▶ [Set exercise]
Write out all the data again, exactly as it stands.

##### Records to process

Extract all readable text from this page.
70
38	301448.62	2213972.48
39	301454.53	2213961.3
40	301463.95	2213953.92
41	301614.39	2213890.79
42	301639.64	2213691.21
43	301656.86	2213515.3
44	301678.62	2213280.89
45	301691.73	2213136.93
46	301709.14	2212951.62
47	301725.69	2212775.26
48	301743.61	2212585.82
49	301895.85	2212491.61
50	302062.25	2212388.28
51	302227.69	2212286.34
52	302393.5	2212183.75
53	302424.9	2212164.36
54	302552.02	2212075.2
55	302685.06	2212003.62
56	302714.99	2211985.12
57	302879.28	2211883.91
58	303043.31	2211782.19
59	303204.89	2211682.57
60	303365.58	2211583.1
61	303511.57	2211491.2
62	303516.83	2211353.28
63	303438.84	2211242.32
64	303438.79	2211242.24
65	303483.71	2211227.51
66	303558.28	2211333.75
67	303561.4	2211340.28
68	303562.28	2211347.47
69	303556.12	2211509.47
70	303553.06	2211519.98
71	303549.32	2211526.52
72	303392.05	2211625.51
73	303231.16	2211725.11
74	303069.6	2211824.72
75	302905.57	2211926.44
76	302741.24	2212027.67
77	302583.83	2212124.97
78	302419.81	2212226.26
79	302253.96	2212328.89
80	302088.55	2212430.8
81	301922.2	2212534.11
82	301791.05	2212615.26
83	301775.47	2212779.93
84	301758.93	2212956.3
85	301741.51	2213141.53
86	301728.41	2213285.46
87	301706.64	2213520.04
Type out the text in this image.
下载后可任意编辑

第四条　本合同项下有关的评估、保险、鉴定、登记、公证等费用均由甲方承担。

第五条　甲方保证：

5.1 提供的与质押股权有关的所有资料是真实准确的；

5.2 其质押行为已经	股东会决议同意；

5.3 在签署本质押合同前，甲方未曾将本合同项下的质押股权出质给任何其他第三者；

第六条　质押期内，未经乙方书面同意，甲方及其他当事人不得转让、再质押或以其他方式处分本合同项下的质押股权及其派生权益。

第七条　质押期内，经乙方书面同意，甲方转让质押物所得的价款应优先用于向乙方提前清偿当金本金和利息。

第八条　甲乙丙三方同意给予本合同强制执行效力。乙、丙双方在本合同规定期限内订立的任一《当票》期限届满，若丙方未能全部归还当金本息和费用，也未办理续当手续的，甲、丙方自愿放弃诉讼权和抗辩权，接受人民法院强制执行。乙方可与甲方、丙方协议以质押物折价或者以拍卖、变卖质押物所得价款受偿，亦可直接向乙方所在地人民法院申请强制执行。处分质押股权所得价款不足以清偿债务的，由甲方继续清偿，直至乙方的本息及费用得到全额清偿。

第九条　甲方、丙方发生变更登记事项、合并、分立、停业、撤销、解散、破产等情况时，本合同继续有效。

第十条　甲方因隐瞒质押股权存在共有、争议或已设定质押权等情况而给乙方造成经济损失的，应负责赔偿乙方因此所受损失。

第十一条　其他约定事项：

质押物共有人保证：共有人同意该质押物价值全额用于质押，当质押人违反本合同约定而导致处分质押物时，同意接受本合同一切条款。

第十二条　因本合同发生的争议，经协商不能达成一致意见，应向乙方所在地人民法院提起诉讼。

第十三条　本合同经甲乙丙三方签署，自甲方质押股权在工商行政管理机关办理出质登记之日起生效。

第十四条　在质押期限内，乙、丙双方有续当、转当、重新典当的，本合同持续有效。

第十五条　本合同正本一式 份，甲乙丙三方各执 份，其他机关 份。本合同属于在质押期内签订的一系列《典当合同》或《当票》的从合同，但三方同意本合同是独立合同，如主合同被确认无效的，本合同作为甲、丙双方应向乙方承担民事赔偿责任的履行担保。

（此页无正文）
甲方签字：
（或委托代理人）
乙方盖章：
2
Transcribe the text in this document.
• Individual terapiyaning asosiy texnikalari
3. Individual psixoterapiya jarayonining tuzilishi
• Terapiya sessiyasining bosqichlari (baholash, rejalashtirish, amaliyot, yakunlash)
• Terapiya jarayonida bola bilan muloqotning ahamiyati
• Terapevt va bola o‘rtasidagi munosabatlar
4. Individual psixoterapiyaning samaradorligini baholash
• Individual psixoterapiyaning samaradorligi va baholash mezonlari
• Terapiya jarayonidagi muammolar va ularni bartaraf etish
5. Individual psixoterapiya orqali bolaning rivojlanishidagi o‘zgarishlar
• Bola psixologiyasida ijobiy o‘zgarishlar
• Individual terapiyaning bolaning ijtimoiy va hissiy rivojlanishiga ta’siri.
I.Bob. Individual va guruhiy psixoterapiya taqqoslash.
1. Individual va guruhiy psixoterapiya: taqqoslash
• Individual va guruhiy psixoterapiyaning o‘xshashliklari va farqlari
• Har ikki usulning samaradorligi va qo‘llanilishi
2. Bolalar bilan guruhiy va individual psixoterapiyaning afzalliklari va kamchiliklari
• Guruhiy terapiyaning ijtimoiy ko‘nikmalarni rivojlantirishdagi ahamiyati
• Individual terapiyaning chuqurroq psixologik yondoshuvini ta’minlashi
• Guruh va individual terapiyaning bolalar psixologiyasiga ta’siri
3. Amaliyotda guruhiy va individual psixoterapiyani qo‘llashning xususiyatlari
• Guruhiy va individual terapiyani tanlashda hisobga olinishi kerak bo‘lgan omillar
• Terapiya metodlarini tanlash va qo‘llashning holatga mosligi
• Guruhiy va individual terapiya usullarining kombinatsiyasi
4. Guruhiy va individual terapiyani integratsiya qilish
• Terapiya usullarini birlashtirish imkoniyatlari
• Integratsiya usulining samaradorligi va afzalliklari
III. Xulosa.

##########

▶ [Exercise solution]
Extract all readable text from this page.
70
38	301448.62	2213972.48
39	301454.53	2213961.3
40	301463.95	2213953.92
41	301614.39	2213890.79
42	301639.64	2213691.21
43	301656.86	2213515.3
44	301678.62	2213280.89
45	301691.73	2213136.93
46	301709.14	2212951.62
47	301725.69	2212775.26
48	301743.61	2212585.82
49	301895.85	2212491.61
50	302062.25	2212388.28
51	302227.69	2212286.34
52	302393.5	2212183.75
53	302424.9	2212164.36
54	302552.02	2212075.2
55	302685.06	2212003.62
56	302714.99	2211985.12
57	302879.28	2211883.91
58	303043.31	2211782.19
59	303204.89	2211682.57
60	303365.58	2211583.1
61	303511.57	2211491.2
62	303516.83	2211353.28
63	303438.84	2211242.32
64	303438.79	2211242.24
65	303483.71	2211227.51
66	303558.28	2211333.75
67	303561.4	2211340.28
68	303562.28	2211347.47
69	303556.12	2211509.47
70	303553.06	2211519.98
71	303549.32	2211526.52
72	303392.05	2211625.51
73	303231.16	2211725.11
74	303069.6	2211824.72
75	302905.57	2211926.44
76	302741.24	2212027.67
77	302583.83	2212124.97
78	302419.81	2212226.26
79	302253.96	2212328.89
80	302088.55	2212430.8
81	301922.2	2212534.11
82	301791.05	2212615.26
83	301775.47	2212779.93
84	301758.93	2212956.3
85	301741.51	2213141.53
86	301728.41	2213285.46
87	301706.64	2213520.04
Type out the text in this image.
下载后可任意编辑

第四条　本合同项下有关的评估、保险、鉴定、登记、公证等费用均由甲方承担。

第五条　甲方保证：

5.1 提供的与质押股权有关的所有资料是真实准确的；

5.2 其质押行为已经	股东会决议同意；

5.3 在签署本质押合同前，甲方未曾将本合同项下的质押股权出质给任何其他第三者；

第六条　质押期内，未经乙方书面同意，甲方及其他当事人不得转让、再质押或以其他方式处分本合同项下的质押股权及其派生权益。

第七条　质押期内，经乙方书面同意，甲方转让质押物所得的价款应优先用于向乙方提前清偿当金本金和利息。

第八条　甲乙丙三方同意给予本合同强制执行效力。乙、丙双方在本合同规定期限内订立的任一《当票》期限届满，若丙方未能全部归还当金本息和费用，也未办理续当手续的，甲、丙方自愿放弃诉讼权和抗辩权，接受人民法院强制执行。乙方可与甲方、丙方协议以质押物折价或者以拍卖、变卖质押物所得价款受偿，亦可直接向乙方所在地人民法院申请强制执行。处分质押股权所得价款不足以清偿债务的，由甲方继续清偿，直至乙方的本息及费用得到全额清偿。

第九条　甲方、丙方发生变更登记事项、合并、分立、停业、撤销、解散、破产等情况时，本合同继续有效。

第十条　甲方因隐瞒质押股权存在共有、争议或已设定质押权等情况而给乙方造成经济损失的，应负责赔偿乙方因此所受损失。

第十一条　其他约定事项：

质押物共有人保证：共有人同意该质押物价值全额用于质押，当质押人违反本合同约定而导致处分质押物时，同意接受本合同一切条款。

第十二条　因本合同发生的争议，经协商不能达成一致意见，应向乙方所在地人民法院提起诉讼。

第十三条　本合同经甲乙丙三方签署，自甲方质押股权在工商行政管理机关办理出质登记之日起生效。

第十四条　在质押期限内，乙、丙双方有续当、转当、重新典当的，本合同持续有效。

第十五条　本合同正本一式 份，甲乙丙三方各执 份，其他机关 份。本合同属于在质押期内签订的一系列《典当合同》或《当票》的从合同，但三方同意本合同是独立合同，如主合同被确认无效的，本合同作为甲、丙双方应向乙方承担民事赔偿责任的履行担保。

（此页无正文）
甲方签字：
（或委托代理人）
乙方盖章：
2
Transcribe the text in this document.
• Individual terapiyaning asosiy texnikalari
3. Individual psixoterapiya jarayonining tuzilishi
• Terapiya sessiyasining bosqichlari (baholash, rejalashtirish, amaliyot, yakunlash)
• Terapiya jarayonida bola bilan muloqotning ahamiyati
• Terapevt va bola o‘rtasidagi munosabatlar
4. Individual psixoterapiyaning samaradorligini baholash
• Individual psixoterapiyaning samaradorligi va baholash mezonlari
• Terapiya jarayonidagi muammolar va ularni bartaraf etish
5. Individual psixoterapiya orqali bolaning rivojlanishidagi o‘zgarishlar
• Bola psixologiyasida ijobiy o‘zgarishlar
• Individual terapiyaning bolaning ijtimoiy va hissiy rivojlanishiga ta’siri.
I.Bob. Individual va guruhiy psixoterapiya taqqoslash.
1. Individual va guruhiy psixoterapiya: taqqoslash
• Individual va guruhiy psixoterapiyaning o‘xshashliklari va farqlari
• Har ikki usulning samaradorligi va qo‘llanilishi
2. Bolalar bilan guruhiy va individual psixoterapiyaning afzalliklari va kamchiliklari
• Guruhiy terapiyaning ijtimoiy ko‘nikmalarni rivojlantirishdagi ahamiyati
• Individual terapiyaning chuqurroq psixologik yondoshuvini ta’minlashi
• Guruh va individual terapiyaning bolalar psixologiyasiga ta’siri
3. Amaliyotda guruhiy va individual psixoterapiyani qo‘llashning xususiyatlari
• Guruhiy va individual terapiyani tanlashda hisobga olinishi kerak bo‘lgan omillar
• Terapiya metodlarini tanlash va qo‘llashning holatga mosligi
• Guruhiy va individual terapiya usullarining kombinatsiyasi
4. Guruhiy va individual terapiyani integratsiya qilish
• Terapiya usullarini birlashtirish imkoniyatlari
• Integratsiya usulining samaradorligi va afzalliklari
III. Xulosa.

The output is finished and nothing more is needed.